Exercise brief. Return each line of the data below verbatim; pictures are to be left out.

— BEGIN Records for this task —

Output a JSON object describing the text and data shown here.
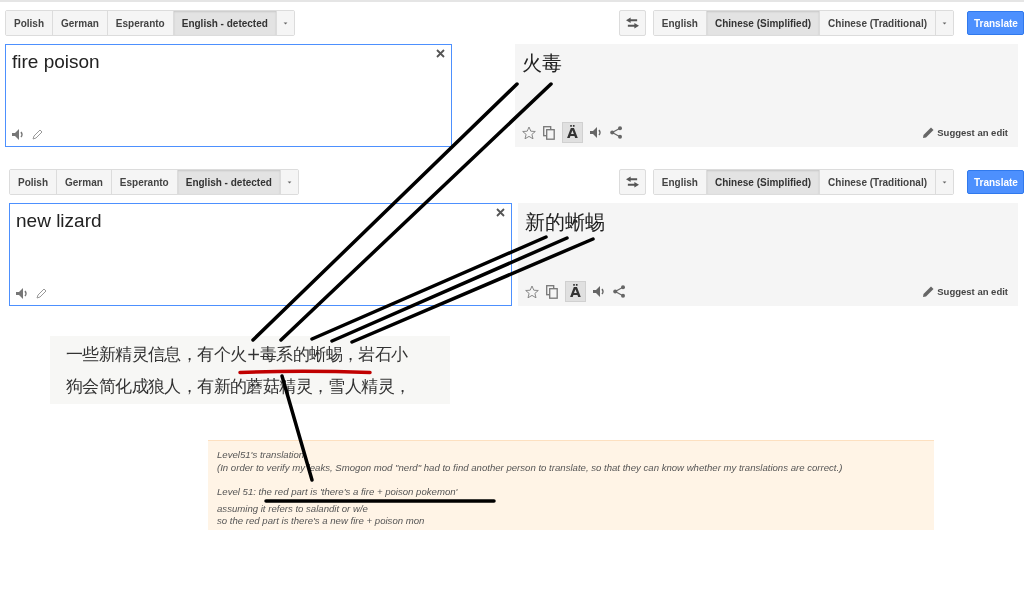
{
  "translators": [
    {
      "source_languages": [
        {
          "label": "Polish",
          "selected": false
        },
        {
          "label": "German",
          "selected": false
        },
        {
          "label": "Esperanto",
          "selected": false
        },
        {
          "label": "English - detected",
          "selected": true
        }
      ],
      "target_languages": [
        {
          "label": "English",
          "selected": false
        },
        {
          "label": "Chinese (Simplified)",
          "selected": true
        },
        {
          "label": "Chinese (Traditional)",
          "selected": false
        }
      ],
      "translate_button": "Translate",
      "input_text": "fire poison",
      "output_text": "火毒",
      "romanization_button": {
        "label": "Ä",
        "on": true
      },
      "suggest_edit": "Suggest an edit"
    },
    {
      "source_languages": [
        {
          "label": "Polish",
          "selected": false
        },
        {
          "label": "German",
          "selected": false
        },
        {
          "label": "Esperanto",
          "selected": false
        },
        {
          "label": "English - detected",
          "selected": true
        }
      ],
      "target_languages": [
        {
          "label": "English",
          "selected": false
        },
        {
          "label": "Chinese (Simplified)",
          "selected": true
        },
        {
          "label": "Chinese (Traditional)",
          "selected": false
        }
      ],
      "translate_button": "Translate",
      "input_text": "new lizard",
      "output_text": "新的蜥蜴",
      "romanization_button": {
        "label": "Ä",
        "on": true
      },
      "suggest_edit": "Suggest an edit"
    }
  ],
  "source_excerpt": {
    "lines": [
      "一些新精灵信息，有个火+毒系的蜥蜴，岩石小",
      "狗会简化成狼人，有新的蘑菇精灵，雪人精灵，"
    ]
  },
  "translation_note": {
    "intro_lines": [
      "Level51's translation",
      "(In order to verify my leaks, Smogon mod \"nerd\" had to find another person to translate, so that they can know whether my translations are correct.)"
    ],
    "reply_lines": [
      "Level 51: the red part is 'there's a fire + poison pokemon'",
      "assuming it refers to salandit or w/e",
      "so the red part is there's a new fire + poison mon"
    ]
  }
}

— END Records for this task —

Completed task.
Output a JSON object describing the text and data shown here.
{
  "translators": [
    {
      "source_languages": [
        {
          "label": "Polish",
          "selected": false
        },
        {
          "label": "German",
          "selected": false
        },
        {
          "label": "Esperanto",
          "selected": false
        },
        {
          "label": "English - detected",
          "selected": true
        }
      ],
      "target_languages": [
        {
          "label": "English",
          "selected": false
        },
        {
          "label": "Chinese (Simplified)",
          "selected": true
        },
        {
          "label": "Chinese (Traditional)",
          "selected": false
        }
      ],
      "translate_button": "Translate",
      "input_text": "fire poison",
      "output_text": "火毒",
      "romanization_button": {
        "label": "Ä",
        "on": true
      },
      "suggest_edit": "Suggest an edit"
    },
    {
      "source_languages": [
        {
          "label": "Polish",
          "selected": false
        },
        {
          "label": "German",
          "selected": false
        },
        {
          "label": "Esperanto",
          "selected": false
        },
        {
          "label": "English - detected",
          "selected": true
        }
      ],
      "target_languages": [
        {
          "label": "English",
          "selected": false
        },
        {
          "label": "Chinese (Simplified)",
          "selected": true
        },
        {
          "label": "Chinese (Traditional)",
          "selected": false
        }
      ],
      "translate_button": "Translate",
      "input_text": "new lizard",
      "output_text": "新的蜥蜴",
      "romanization_button": {
        "label": "Ä",
        "on": true
      },
      "suggest_edit": "Suggest an edit"
    }
  ],
  "source_excerpt": {
    "lines": [
      "一些新精灵信息，有个火+毒系的蜥蜴，岩石小",
      "狗会简化成狼人，有新的蘑菇精灵，雪人精灵，"
    ]
  },
  "translation_note": {
    "intro_lines": [
      "Level51's translation",
      "(In order to verify my leaks, Smogon mod \"nerd\" had to find another person to translate, so that they can know whether my translations are correct.)"
    ],
    "reply_lines": [
      "Level 51: the red part is 'there's a fire + poison pokemon'",
      "assuming it refers to salandit or w/e",
      "so the red part is there's a new fire + poison mon"
    ]
  }
}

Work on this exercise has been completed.